#### SHORT PROBLEM:
Copy out every line in the entries below that includes "vector".

#### EXCERPTED RECORDS:
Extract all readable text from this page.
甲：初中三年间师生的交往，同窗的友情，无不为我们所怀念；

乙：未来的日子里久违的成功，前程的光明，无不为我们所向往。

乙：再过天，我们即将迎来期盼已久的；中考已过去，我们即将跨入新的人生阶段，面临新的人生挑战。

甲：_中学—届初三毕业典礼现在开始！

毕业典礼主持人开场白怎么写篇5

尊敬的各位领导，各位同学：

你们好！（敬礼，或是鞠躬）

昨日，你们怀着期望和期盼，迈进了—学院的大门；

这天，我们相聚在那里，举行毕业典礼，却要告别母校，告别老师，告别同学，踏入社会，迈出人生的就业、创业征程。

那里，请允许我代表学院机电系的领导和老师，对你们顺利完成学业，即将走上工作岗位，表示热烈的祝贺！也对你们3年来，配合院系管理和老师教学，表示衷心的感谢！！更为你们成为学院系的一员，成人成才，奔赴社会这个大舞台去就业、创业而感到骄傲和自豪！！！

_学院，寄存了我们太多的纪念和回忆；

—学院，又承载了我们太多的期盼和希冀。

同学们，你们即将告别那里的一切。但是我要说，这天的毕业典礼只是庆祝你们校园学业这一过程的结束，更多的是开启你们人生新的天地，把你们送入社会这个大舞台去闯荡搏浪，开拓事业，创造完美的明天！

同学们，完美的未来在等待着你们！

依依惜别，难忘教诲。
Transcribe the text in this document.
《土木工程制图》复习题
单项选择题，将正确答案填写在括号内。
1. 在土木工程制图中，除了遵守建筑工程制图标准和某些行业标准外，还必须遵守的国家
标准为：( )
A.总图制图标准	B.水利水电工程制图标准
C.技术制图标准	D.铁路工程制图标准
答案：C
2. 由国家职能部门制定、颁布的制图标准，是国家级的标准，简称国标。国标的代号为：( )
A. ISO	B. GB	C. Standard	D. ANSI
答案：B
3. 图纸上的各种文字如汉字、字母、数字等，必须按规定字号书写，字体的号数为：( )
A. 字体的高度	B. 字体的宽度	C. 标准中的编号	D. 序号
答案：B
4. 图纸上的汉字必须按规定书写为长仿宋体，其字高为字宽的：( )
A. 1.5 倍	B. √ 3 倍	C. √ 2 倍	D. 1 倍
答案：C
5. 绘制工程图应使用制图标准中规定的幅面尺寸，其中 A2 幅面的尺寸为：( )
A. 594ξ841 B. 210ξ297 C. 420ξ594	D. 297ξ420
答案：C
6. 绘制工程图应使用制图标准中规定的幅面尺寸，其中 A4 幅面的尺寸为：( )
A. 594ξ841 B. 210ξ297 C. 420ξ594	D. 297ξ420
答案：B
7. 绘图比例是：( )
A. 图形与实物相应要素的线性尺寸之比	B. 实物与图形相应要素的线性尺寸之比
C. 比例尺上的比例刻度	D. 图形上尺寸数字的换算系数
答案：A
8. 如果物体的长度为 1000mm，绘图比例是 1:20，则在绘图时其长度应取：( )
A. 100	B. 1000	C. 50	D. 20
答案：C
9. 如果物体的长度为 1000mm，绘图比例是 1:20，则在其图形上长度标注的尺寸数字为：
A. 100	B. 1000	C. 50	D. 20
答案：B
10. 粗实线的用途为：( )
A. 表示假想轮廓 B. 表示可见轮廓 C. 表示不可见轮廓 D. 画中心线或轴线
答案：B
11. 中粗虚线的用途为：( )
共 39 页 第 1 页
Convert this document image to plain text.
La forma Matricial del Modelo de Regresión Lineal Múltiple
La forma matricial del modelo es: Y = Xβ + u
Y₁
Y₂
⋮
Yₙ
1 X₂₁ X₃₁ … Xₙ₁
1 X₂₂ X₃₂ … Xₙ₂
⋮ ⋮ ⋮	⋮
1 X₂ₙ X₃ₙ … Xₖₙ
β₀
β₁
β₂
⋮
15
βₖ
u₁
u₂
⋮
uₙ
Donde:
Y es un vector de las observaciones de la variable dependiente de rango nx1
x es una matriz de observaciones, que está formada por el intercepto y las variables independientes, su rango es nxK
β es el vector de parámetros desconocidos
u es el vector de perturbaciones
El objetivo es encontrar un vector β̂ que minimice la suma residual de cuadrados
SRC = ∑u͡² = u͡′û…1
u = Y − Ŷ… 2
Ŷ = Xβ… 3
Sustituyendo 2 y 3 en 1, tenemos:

#### RESULT OF THE TASK:
Y es un vector de las observaciones de la variable dependiente de rango nx1
β es el vector de parámetros desconocidos
u es el vector de perturbaciones
El objetivo es encontrar un vector β̂ que minimice la suma residual de cuadrados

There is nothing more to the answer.